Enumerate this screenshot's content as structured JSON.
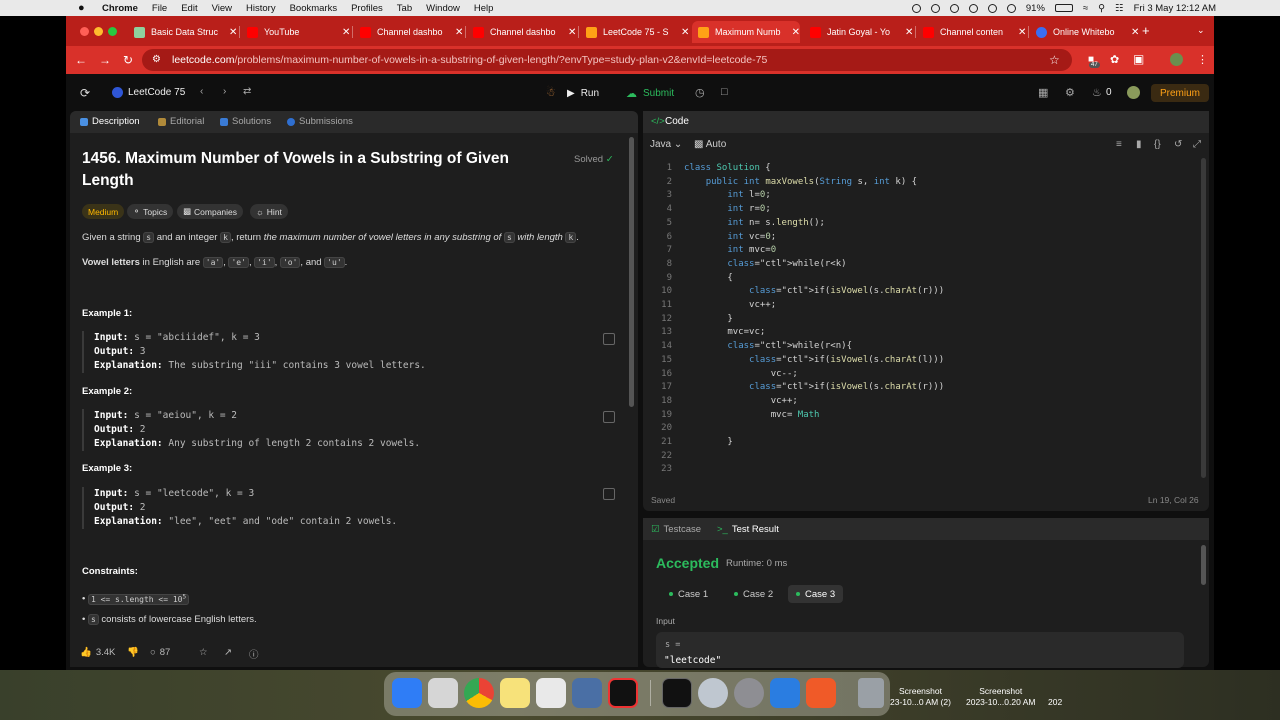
{
  "menubar": {
    "app": "Chrome",
    "items": [
      "File",
      "Edit",
      "View",
      "History",
      "Bookmarks",
      "Profiles",
      "Tab",
      "Window",
      "Help"
    ],
    "battery": "91%",
    "datetime": "Fri 3 May  12:12 AM"
  },
  "browser": {
    "tabs": [
      {
        "title": "Basic Data Struc",
        "favicon_color": "#8fd19e"
      },
      {
        "title": "YouTube",
        "favicon_color": "#ff0000"
      },
      {
        "title": "Channel dashbo",
        "favicon_color": "#ff0000"
      },
      {
        "title": "Channel dashbo",
        "favicon_color": "#ff0000"
      },
      {
        "title": "LeetCode 75 - S",
        "favicon_color": "#ffa116"
      },
      {
        "title": "Maximum Numb",
        "favicon_color": "#ffa116"
      },
      {
        "title": "Jatin Goyal - Yo",
        "favicon_color": "#ff0000"
      },
      {
        "title": "Channel conten",
        "favicon_color": "#ff0000"
      },
      {
        "title": "Online Whitebo",
        "favicon_color": "#3b6df2"
      }
    ],
    "active_tab_index": 5,
    "new_tab_label": "+",
    "url_host": "leetcode.com",
    "url_path": "/problems/maximum-number-of-vowels-in-a-substring-of-given-length/?envType=study-plan-v2&envId=leetcode-75",
    "extension_badge": "47"
  },
  "leetcode": {
    "study_plan": "LeetCode 75",
    "run_label": "Run",
    "submit_label": "Submit",
    "streak_count": "0",
    "premium_label": "Premium",
    "accent": "#ffa116",
    "success_color": "#2cbb5d"
  },
  "left_panel": {
    "tabs": [
      "Description",
      "Editorial",
      "Solutions",
      "Submissions"
    ],
    "title": "1456. Maximum Number of Vowels in a Substring of Given Length",
    "solved_label": "Solved",
    "chips": [
      "Medium",
      "Topics",
      "Companies",
      "Hint"
    ],
    "desc_1_pre": "Given a string ",
    "desc_1_s": "s",
    "desc_1_mid": " and an integer ",
    "desc_1_k": "k",
    "desc_1_post": ", return ",
    "desc_1_em": "the maximum number of vowel letters in any substring of ",
    "desc_1_s2": "s",
    "desc_1_em2": " with length ",
    "desc_1_k2": "k",
    "desc_1_end": ".",
    "vowel_bold": "Vowel letters",
    "vowel_text": " in English are ",
    "vowels": [
      "'a'",
      "'e'",
      "'i'",
      "'o'",
      "'u'"
    ],
    "and_label": "and",
    "examples": [
      {
        "title": "Example 1:",
        "input": "s = \"abciiidef\", k = 3",
        "output": "3",
        "explanation": "The substring \"iii\" contains 3 vowel letters."
      },
      {
        "title": "Example 2:",
        "input": "s = \"aeiou\", k = 2",
        "output": "2",
        "explanation": "Any substring of length 2 contains 2 vowels."
      },
      {
        "title": "Example 3:",
        "input": "s = \"leetcode\", k = 3",
        "output": "2",
        "explanation": "\"lee\", \"eet\" and \"ode\" contain 2 vowels."
      }
    ],
    "input_label": "Input:",
    "output_label": "Output:",
    "explanation_label": "Explanation:",
    "constraints_title": "Constraints:",
    "constraint_1": "1 <= s.length <= 10",
    "constraint_1_sup": "5",
    "constraint_2_code": "s",
    "constraint_2_text": " consists of lowercase English letters.",
    "likes": "3.4K",
    "comments": "87"
  },
  "code_panel": {
    "title": "Code",
    "language": "Java",
    "mode": "Auto",
    "lines": [
      "class Solution {",
      "    public int maxVowels(String s, int k) {",
      "        int l=0;",
      "        int r=0;",
      "        int n= s.length();",
      "        int vc=0;",
      "        int mvc=0",
      "        while(r<k)",
      "        {",
      "            if(isVowel(s.charAt(r)))",
      "            vc++;",
      "        }",
      "        mvc=vc;",
      "        while(r<n){",
      "            if(isVowel(s.charAt(l)))",
      "                vc--;",
      "            if(isVowel(s.charAt(r)))",
      "                vc++;",
      "                mvc= Math",
      "",
      "        }",
      "",
      ""
    ],
    "status": "Saved",
    "cursor": "Ln 19, Col 26"
  },
  "result_panel": {
    "tabs": [
      "Testcase",
      "Test Result"
    ],
    "verdict": "Accepted",
    "runtime": "Runtime: 0 ms",
    "cases": [
      "Case 1",
      "Case 2",
      "Case 3"
    ],
    "active_case_index": 2,
    "input_label": "Input",
    "input_var": "s =",
    "input_value": "\"leetcode\""
  },
  "dock": {
    "screenshots": [
      {
        "title": "Screenshot",
        "subtitle": "23-10...0 AM (2)"
      },
      {
        "title": "Screenshot",
        "subtitle": "2023-10...0.20 AM"
      }
    ],
    "trailing": "202"
  }
}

= = = = =

▶ _Task directions_: Go through the material and copy out every line with "subtitle" in it.

▶ _Exercise response_:
        "subtitle": "23-10...0 AM (2)"
        "subtitle": "2023-10...0.20 AM"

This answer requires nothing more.